:: Requirement ::
Repeat each entry word for word. Leave any images out of the copy.

Extracted records:
=-=-=

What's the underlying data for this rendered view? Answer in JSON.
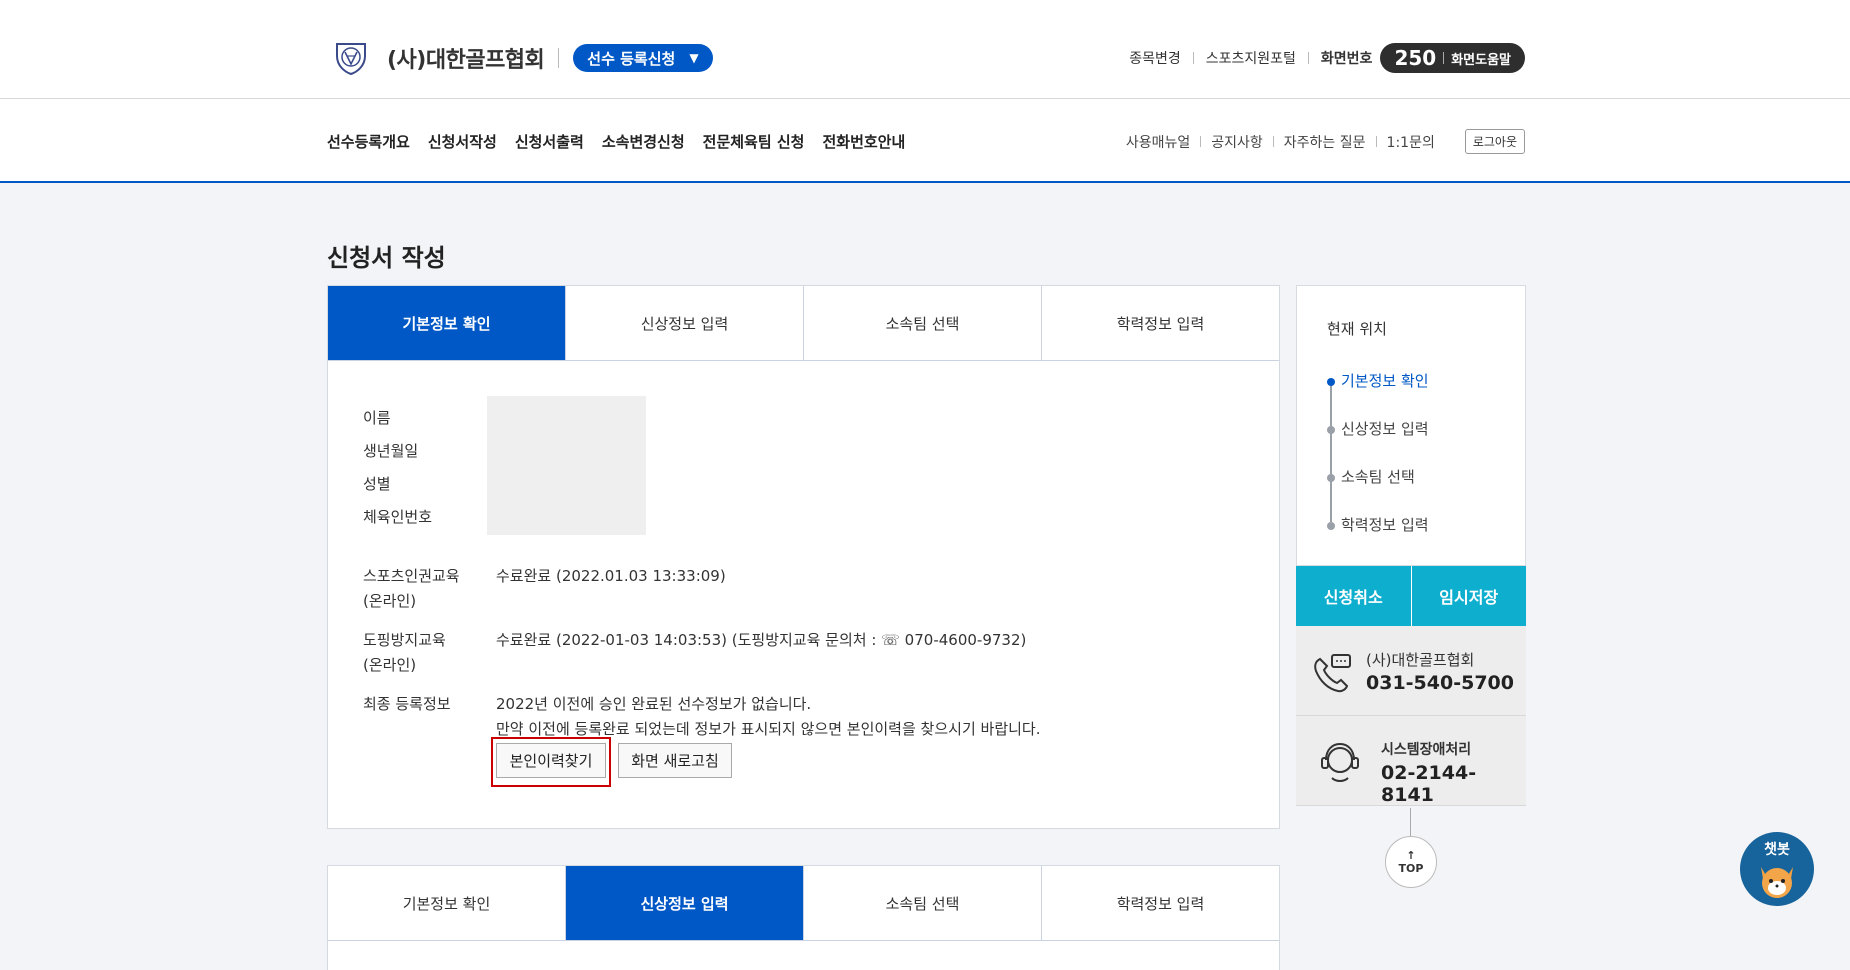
{
  "header": {
    "org_name": "(사)대한골프협회",
    "registration_pill": "선수 등록신청",
    "util_links": [
      "종목변경",
      "스포츠지원포털"
    ],
    "screen_number_label": "화면번호",
    "screen_number": "250",
    "screen_help": "화면도움말"
  },
  "nav": {
    "main": [
      "선수등록개요",
      "신청서작성",
      "신청서출력",
      "소속변경신청",
      "전문체육팀 신청",
      "전화번호안내"
    ],
    "sub": [
      "사용매뉴얼",
      "공지사항",
      "자주하는 질문",
      "1:1문의"
    ],
    "logout": "로그아웃"
  },
  "page_title": "신청서 작성",
  "panel1": {
    "tabs": [
      "기본정보 확인",
      "신상정보 입력",
      "소속팀 선택",
      "학력정보 입력"
    ],
    "active_tab": 0,
    "basic_labels": [
      "이름",
      "생년월일",
      "성별",
      "체육인번호"
    ],
    "human_rights_label": [
      "스포츠인권교육",
      "(온라인)"
    ],
    "human_rights_value": "수료완료 (2022.01.03 13:33:09)",
    "doping_label": [
      "도핑방지교육",
      "(온라인)"
    ],
    "doping_value": "수료완료 (2022-01-03 14:03:53) (도핑방지교육 문의처 : ☏ 070-4600-9732)",
    "final_reg_label": "최종 등록정보",
    "final_reg_line1": "2022년 이전에 승인 완료된 선수정보가 없습니다.",
    "final_reg_line2": "만약 이전에 등록완료 되었는데 정보가 표시되지 않으면 본인이력을 찾으시기 바랍니다.",
    "find_history_button": "본인이력찾기",
    "refresh_button": "화면 새로고침"
  },
  "panel2": {
    "tabs": [
      "기본정보 확인",
      "신상정보 입력",
      "소속팀 선택",
      "학력정보 입력"
    ],
    "active_tab": 1
  },
  "sidebar": {
    "location_title": "현재 위치",
    "steps": [
      "기본정보 확인",
      "신상정보 입력",
      "소속팀 선택",
      "학력정보 입력"
    ],
    "active_step": 0,
    "cancel_button": "신청취소",
    "save_button": "임시저장",
    "contact1_name": "(사)대한골프협회",
    "contact1_phone": "031-540-5700",
    "contact2_name": "시스템장애처리",
    "contact2_phone": "02-2144-8141",
    "top_label": "TOP"
  },
  "chatbot_label": "챗봇",
  "colors": {
    "primary": "#0058c6",
    "accent": "#0eaecf",
    "highlight": "#cc0000"
  }
}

=-=-=

:: Exercise answer ::
What's the underlying data for this rendered view? Answer in JSON.
{
  "header": {
    "org_name": "(사)대한골프협회",
    "registration_pill": "선수 등록신청",
    "util_links": [
      "종목변경",
      "스포츠지원포털"
    ],
    "screen_number_label": "화면번호",
    "screen_number": "250",
    "screen_help": "화면도움말"
  },
  "nav": {
    "main": [
      "선수등록개요",
      "신청서작성",
      "신청서출력",
      "소속변경신청",
      "전문체육팀 신청",
      "전화번호안내"
    ],
    "sub": [
      "사용매뉴얼",
      "공지사항",
      "자주하는 질문",
      "1:1문의"
    ],
    "logout": "로그아웃"
  },
  "page_title": "신청서 작성",
  "panel1": {
    "tabs": [
      "기본정보 확인",
      "신상정보 입력",
      "소속팀 선택",
      "학력정보 입력"
    ],
    "active_tab": 0,
    "basic_labels": [
      "이름",
      "생년월일",
      "성별",
      "체육인번호"
    ],
    "human_rights_label": [
      "스포츠인권교육",
      "(온라인)"
    ],
    "human_rights_value": "수료완료 (2022.01.03 13:33:09)",
    "doping_label": [
      "도핑방지교육",
      "(온라인)"
    ],
    "doping_value": "수료완료 (2022-01-03 14:03:53) (도핑방지교육 문의처 : ☏ 070-4600-9732)",
    "final_reg_label": "최종 등록정보",
    "final_reg_line1": "2022년 이전에 승인 완료된 선수정보가 없습니다.",
    "final_reg_line2": "만약 이전에 등록완료 되었는데 정보가 표시되지 않으면 본인이력을 찾으시기 바랍니다.",
    "find_history_button": "본인이력찾기",
    "refresh_button": "화면 새로고침"
  },
  "panel2": {
    "tabs": [
      "기본정보 확인",
      "신상정보 입력",
      "소속팀 선택",
      "학력정보 입력"
    ],
    "active_tab": 1
  },
  "sidebar": {
    "location_title": "현재 위치",
    "steps": [
      "기본정보 확인",
      "신상정보 입력",
      "소속팀 선택",
      "학력정보 입력"
    ],
    "active_step": 0,
    "cancel_button": "신청취소",
    "save_button": "임시저장",
    "contact1_name": "(사)대한골프협회",
    "contact1_phone": "031-540-5700",
    "contact2_name": "시스템장애처리",
    "contact2_phone": "02-2144-8141",
    "top_label": "TOP"
  },
  "chatbot_label": "챗봇",
  "colors": {
    "primary": "#0058c6",
    "accent": "#0eaecf",
    "highlight": "#cc0000"
  }
}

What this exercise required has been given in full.